=== Recorded information ===
━━━━━━━━

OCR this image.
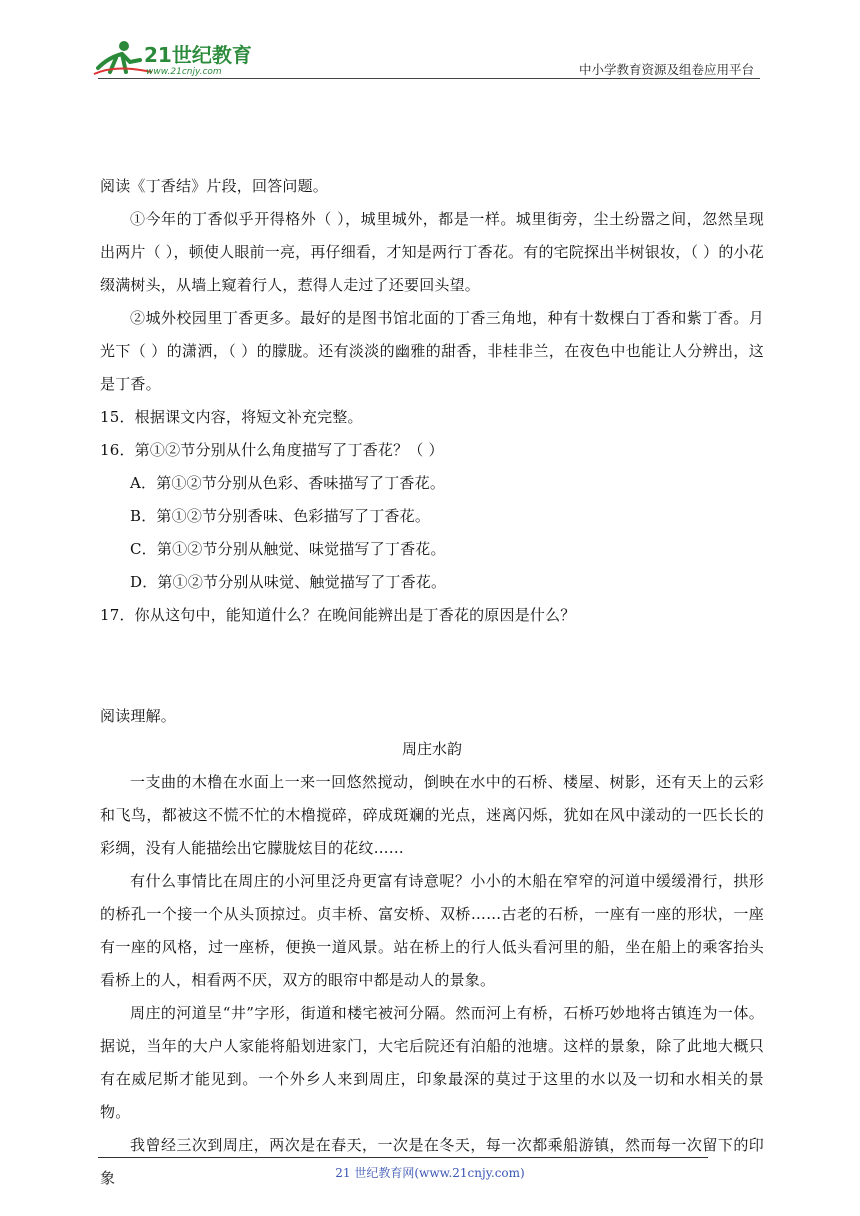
21世纪教育
www.21cnjy.com	中小学教育资源及组卷应用平台

阅读《丁香结》片段，回答问题。

①今年的丁香似乎开得格外（ ），城里城外，都是一样。城里街旁，尘土纷嚣之间，忽然呈现出两片（ ），顿使人眼前一亮，再仔细看，才知是两行丁香花。有的宅院探出半树银妆，（ ）的小花缀满树头，从墙上窥着行人，惹得人走过了还要回头望。

②城外校园里丁香更多。最好的是图书馆北面的丁香三角地，种有十数棵白丁香和紫丁香。月光下（ ）的潇洒，（ ）的朦胧。还有淡淡的幽雅的甜香，非桂非兰，在夜色中也能让人分辨出，这是丁香。

15．根据课文内容，将短文补充完整。

16．第①②节分别从什么角度描写了丁香花？（ ）

A．第①②节分别从色彩、香味描写了丁香花。

B．第①②节分别香味、色彩描写了丁香花。

C．第①②节分别从触觉、味觉描写了丁香花。

D．第①②节分别从味觉、触觉描写了丁香花。

17．你从这句中，能知道什么？在晚间能辨出是丁香花的原因是什么？

阅读理解。

周庄水韵

一支曲的木橹在水面上一来一回悠然搅动，倒映在水中的石桥、楼屋、树影，还有天上的云彩和飞鸟，都被这不慌不忙的木橹搅碎，碎成斑斓的光点，迷离闪烁，犹如在风中漾动的一匹长长的彩绸，没有人能描绘出它朦胧炫目的花纹……

有什么事情比在周庄的小河里泛舟更富有诗意呢？小小的木船在窄窄的河道中缓缓滑行，拱形的桥孔一个接一个从头顶掠过。贞丰桥、富安桥、双桥……古老的石桥，一座有一座的形状，一座有一座的风格，过一座桥，便换一道风景。站在桥上的行人低头看河里的船，坐在船上的乘客抬头看桥上的人，相看两不厌，双方的眼帘中都是动人的景象。

周庄的河道呈“井”字形，街道和楼宅被河分隔。然而河上有桥，石桥巧妙地将古镇连为一体。据说，当年的大户人家能将船划进家门，大宅后院还有泊船的池塘。这样的景象，除了此地大概只有在威尼斯才能见到。一个外乡人来到周庄，印象最深的莫过于这里的水以及一切和水相关的景物。

我曾经三次到周庄，两次是在春天，一次是在冬天，每一次都乘船游镇，然而每一次留下的印象	21 世纪教育网(www.21cnjy.com)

━━━━━━━━

=== What needs to be done ===
Using the material above, set down every line exactly, but skip the pictures.

=== Task result ===
OCR this image.
21世纪教育
www.21cnjy.com	中小学教育资源及组卷应用平台

阅读《丁香结》片段，回答问题。

①今年的丁香似乎开得格外（ ），城里城外，都是一样。城里街旁，尘土纷嚣之间，忽然呈现出两片（ ），顿使人眼前一亮，再仔细看，才知是两行丁香花。有的宅院探出半树银妆，（ ）的小花缀满树头，从墙上窥着行人，惹得人走过了还要回头望。

②城外校园里丁香更多。最好的是图书馆北面的丁香三角地，种有十数棵白丁香和紫丁香。月光下（ ）的潇洒，（ ）的朦胧。还有淡淡的幽雅的甜香，非桂非兰，在夜色中也能让人分辨出，这是丁香。

15．根据课文内容，将短文补充完整。

16．第①②节分别从什么角度描写了丁香花？（ ）

A．第①②节分别从色彩、香味描写了丁香花。

B．第①②节分别香味、色彩描写了丁香花。

C．第①②节分别从触觉、味觉描写了丁香花。

D．第①②节分别从味觉、触觉描写了丁香花。

17．你从这句中，能知道什么？在晚间能辨出是丁香花的原因是什么？

阅读理解。

周庄水韵

一支曲的木橹在水面上一来一回悠然搅动，倒映在水中的石桥、楼屋、树影，还有天上的云彩和飞鸟，都被这不慌不忙的木橹搅碎，碎成斑斓的光点，迷离闪烁，犹如在风中漾动的一匹长长的彩绸，没有人能描绘出它朦胧炫目的花纹……

有什么事情比在周庄的小河里泛舟更富有诗意呢？小小的木船在窄窄的河道中缓缓滑行，拱形的桥孔一个接一个从头顶掠过。贞丰桥、富安桥、双桥……古老的石桥，一座有一座的形状，一座有一座的风格，过一座桥，便换一道风景。站在桥上的行人低头看河里的船，坐在船上的乘客抬头看桥上的人，相看两不厌，双方的眼帘中都是动人的景象。

周庄的河道呈“井”字形，街道和楼宅被河分隔。然而河上有桥，石桥巧妙地将古镇连为一体。据说，当年的大户人家能将船划进家门，大宅后院还有泊船的池塘。这样的景象，除了此地大概只有在威尼斯才能见到。一个外乡人来到周庄，印象最深的莫过于这里的水以及一切和水相关的景物。

我曾经三次到周庄，两次是在春天，一次是在冬天，每一次都乘船游镇，然而每一次留下的印象	21 世纪教育网(www.21cnjy.com)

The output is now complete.